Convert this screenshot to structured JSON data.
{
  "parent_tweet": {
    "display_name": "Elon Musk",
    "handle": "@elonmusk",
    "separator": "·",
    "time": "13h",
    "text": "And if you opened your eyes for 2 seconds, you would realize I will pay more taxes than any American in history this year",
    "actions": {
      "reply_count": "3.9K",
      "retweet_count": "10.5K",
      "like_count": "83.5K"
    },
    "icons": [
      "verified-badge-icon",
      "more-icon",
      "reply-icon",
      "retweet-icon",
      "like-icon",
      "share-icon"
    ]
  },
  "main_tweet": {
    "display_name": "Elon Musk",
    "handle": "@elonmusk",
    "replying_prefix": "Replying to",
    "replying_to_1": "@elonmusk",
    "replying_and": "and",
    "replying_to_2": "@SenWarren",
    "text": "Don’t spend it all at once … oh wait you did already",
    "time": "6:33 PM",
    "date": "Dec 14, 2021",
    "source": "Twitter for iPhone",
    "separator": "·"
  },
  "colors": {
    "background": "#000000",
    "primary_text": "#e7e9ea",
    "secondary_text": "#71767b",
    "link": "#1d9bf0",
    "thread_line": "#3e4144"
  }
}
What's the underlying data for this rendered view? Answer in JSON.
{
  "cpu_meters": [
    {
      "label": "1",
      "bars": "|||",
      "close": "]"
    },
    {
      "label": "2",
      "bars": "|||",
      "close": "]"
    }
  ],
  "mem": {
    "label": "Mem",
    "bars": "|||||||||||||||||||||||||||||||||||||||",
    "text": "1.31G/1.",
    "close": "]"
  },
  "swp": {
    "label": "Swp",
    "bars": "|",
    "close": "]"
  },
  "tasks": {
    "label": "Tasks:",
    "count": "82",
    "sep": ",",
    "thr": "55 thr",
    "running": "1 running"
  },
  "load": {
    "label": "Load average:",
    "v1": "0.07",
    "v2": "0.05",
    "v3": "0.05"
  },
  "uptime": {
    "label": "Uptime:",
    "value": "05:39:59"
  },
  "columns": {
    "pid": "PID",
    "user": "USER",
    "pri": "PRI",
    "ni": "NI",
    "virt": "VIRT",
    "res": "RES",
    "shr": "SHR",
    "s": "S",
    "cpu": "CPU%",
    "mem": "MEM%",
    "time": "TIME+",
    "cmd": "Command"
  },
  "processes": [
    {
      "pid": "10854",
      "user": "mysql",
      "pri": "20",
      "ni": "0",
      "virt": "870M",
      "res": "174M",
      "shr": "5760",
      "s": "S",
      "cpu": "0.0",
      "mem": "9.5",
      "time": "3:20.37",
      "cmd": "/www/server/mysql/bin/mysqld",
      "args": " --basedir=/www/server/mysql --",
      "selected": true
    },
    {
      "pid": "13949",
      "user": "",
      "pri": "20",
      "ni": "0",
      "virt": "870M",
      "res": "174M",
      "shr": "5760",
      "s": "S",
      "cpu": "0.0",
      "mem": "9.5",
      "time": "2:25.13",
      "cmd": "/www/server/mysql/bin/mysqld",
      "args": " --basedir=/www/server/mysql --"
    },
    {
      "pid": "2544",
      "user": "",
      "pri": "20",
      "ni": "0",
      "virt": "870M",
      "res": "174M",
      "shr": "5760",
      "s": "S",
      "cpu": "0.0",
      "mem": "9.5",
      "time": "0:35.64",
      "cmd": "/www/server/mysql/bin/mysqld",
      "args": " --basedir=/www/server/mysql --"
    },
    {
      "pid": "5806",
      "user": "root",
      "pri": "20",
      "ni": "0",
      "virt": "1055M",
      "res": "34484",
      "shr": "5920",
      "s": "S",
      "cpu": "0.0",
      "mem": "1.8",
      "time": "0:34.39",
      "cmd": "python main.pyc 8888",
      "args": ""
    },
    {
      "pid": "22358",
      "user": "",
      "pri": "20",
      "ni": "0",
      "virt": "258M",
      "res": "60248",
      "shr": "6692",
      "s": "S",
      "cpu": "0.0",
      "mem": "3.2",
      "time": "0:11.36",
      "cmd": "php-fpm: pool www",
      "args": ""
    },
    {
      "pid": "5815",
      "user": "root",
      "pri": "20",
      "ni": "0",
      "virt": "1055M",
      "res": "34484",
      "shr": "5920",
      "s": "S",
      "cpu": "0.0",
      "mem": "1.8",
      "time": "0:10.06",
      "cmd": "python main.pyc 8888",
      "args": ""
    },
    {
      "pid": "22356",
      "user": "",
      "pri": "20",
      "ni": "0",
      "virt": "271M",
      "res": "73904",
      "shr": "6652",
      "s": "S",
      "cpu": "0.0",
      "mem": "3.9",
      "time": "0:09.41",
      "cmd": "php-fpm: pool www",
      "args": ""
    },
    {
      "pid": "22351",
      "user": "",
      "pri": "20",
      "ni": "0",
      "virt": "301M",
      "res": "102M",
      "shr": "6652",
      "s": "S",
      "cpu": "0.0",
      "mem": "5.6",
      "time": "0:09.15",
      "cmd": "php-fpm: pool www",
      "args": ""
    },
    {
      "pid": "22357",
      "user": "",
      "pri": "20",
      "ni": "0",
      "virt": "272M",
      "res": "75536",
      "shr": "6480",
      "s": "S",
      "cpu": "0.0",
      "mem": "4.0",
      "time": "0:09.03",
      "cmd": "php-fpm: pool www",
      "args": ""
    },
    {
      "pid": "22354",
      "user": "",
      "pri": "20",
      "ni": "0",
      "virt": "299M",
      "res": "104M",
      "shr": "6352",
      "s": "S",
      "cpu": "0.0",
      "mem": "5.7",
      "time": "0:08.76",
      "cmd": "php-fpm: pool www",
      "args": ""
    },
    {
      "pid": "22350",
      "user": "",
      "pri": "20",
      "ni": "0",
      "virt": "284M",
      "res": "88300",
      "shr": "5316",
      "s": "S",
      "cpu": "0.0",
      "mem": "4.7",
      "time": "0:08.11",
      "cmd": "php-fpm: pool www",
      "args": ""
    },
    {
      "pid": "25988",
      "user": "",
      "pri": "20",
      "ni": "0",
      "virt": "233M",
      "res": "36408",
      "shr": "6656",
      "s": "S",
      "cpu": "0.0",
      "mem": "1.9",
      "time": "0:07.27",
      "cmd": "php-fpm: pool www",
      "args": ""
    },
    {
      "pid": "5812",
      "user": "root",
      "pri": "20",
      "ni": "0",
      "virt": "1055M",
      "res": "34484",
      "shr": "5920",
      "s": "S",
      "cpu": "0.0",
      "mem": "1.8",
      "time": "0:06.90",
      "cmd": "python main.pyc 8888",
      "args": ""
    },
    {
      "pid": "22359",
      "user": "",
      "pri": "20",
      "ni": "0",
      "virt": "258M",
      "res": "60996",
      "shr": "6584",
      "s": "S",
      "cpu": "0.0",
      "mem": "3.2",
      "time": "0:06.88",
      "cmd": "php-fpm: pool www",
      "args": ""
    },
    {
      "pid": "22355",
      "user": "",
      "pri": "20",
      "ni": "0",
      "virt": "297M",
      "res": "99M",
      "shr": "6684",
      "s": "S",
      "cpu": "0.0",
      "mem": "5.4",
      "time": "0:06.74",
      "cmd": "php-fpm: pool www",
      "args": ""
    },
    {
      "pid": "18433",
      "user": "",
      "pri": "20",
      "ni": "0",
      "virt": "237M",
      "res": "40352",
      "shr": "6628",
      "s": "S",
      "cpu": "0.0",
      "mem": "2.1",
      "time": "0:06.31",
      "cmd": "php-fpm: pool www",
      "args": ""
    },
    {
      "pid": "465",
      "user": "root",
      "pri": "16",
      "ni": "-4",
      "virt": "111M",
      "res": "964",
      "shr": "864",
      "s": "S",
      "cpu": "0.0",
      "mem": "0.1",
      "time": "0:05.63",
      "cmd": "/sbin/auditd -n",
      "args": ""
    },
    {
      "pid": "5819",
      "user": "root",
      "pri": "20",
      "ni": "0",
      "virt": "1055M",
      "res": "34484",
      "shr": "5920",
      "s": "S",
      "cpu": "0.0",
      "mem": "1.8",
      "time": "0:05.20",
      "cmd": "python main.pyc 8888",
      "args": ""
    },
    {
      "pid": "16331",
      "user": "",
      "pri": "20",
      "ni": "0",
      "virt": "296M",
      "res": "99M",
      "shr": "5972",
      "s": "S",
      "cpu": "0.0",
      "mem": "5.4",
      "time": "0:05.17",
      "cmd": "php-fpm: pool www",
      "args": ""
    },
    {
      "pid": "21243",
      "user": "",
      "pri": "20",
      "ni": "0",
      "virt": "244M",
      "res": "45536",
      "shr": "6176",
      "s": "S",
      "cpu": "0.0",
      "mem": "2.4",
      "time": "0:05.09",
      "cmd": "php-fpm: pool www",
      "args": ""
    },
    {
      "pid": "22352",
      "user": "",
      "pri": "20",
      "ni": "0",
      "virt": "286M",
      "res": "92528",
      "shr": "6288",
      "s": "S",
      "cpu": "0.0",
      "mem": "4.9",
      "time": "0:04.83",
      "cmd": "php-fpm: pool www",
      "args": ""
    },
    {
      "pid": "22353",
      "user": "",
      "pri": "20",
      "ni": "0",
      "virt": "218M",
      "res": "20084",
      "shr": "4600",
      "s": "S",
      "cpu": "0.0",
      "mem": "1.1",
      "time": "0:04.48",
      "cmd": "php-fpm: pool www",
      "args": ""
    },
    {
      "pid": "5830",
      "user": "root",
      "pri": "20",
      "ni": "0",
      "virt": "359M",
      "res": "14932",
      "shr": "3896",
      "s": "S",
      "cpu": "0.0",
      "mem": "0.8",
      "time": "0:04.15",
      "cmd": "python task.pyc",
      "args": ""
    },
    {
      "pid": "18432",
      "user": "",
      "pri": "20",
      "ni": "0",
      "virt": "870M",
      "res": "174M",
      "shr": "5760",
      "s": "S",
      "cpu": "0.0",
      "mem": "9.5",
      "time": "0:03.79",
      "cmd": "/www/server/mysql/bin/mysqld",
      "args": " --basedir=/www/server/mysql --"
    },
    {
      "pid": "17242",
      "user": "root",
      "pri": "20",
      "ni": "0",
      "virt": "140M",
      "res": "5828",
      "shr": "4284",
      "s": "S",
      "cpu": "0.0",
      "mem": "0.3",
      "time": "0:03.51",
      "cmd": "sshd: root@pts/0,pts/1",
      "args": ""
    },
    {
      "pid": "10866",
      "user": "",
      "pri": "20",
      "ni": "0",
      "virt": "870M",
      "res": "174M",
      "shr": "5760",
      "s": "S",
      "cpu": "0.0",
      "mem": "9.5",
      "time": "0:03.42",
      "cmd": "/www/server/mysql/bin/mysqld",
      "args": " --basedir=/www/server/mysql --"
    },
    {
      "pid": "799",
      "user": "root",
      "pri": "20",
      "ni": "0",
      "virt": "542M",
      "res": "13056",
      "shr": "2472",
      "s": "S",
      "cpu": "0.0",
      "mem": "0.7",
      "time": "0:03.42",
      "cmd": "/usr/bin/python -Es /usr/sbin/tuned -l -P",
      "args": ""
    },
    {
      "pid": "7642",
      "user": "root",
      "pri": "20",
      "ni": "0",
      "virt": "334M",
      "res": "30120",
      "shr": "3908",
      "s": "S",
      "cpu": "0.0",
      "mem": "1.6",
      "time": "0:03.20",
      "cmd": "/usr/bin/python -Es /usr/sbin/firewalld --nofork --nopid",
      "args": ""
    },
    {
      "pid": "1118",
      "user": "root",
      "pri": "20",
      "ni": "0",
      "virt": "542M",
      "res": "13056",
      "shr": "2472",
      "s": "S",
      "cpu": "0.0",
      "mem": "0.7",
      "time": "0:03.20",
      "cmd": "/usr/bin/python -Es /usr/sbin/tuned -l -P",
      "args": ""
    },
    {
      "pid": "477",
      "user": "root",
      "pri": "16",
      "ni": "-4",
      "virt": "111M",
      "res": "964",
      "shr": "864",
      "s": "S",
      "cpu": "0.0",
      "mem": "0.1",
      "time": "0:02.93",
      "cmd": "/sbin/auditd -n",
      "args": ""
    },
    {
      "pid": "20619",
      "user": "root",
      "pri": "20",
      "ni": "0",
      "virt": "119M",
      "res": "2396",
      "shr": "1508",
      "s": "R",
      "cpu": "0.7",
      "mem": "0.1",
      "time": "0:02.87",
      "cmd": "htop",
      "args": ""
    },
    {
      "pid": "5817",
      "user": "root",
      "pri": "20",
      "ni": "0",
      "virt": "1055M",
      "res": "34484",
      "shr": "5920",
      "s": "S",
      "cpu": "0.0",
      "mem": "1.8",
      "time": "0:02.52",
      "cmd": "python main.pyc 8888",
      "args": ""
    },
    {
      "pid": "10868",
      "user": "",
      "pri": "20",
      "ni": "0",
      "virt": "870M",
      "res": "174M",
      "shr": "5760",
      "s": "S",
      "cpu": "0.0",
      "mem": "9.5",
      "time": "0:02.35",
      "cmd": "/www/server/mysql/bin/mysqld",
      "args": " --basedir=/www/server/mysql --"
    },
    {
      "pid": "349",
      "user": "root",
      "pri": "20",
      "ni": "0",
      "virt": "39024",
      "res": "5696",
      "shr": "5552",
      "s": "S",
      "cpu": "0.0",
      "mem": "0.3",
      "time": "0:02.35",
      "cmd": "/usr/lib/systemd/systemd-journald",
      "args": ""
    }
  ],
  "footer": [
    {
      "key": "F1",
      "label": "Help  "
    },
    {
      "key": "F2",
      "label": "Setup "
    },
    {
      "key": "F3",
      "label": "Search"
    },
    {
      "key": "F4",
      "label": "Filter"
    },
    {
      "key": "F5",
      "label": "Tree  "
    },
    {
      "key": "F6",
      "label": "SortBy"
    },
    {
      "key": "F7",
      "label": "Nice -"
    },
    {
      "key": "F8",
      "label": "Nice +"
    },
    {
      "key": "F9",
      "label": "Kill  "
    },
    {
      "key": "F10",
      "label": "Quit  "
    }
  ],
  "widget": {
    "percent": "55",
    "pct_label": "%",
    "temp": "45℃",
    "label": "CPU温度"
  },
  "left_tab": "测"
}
################
* **Problem**:
Copy every line that includes the string "more" from the material above.

* **Final result**:
    "text": "And if you opened your eyes for 2 seconds, you would realize I will pay more taxes than any American in history this year",
      "more-icon",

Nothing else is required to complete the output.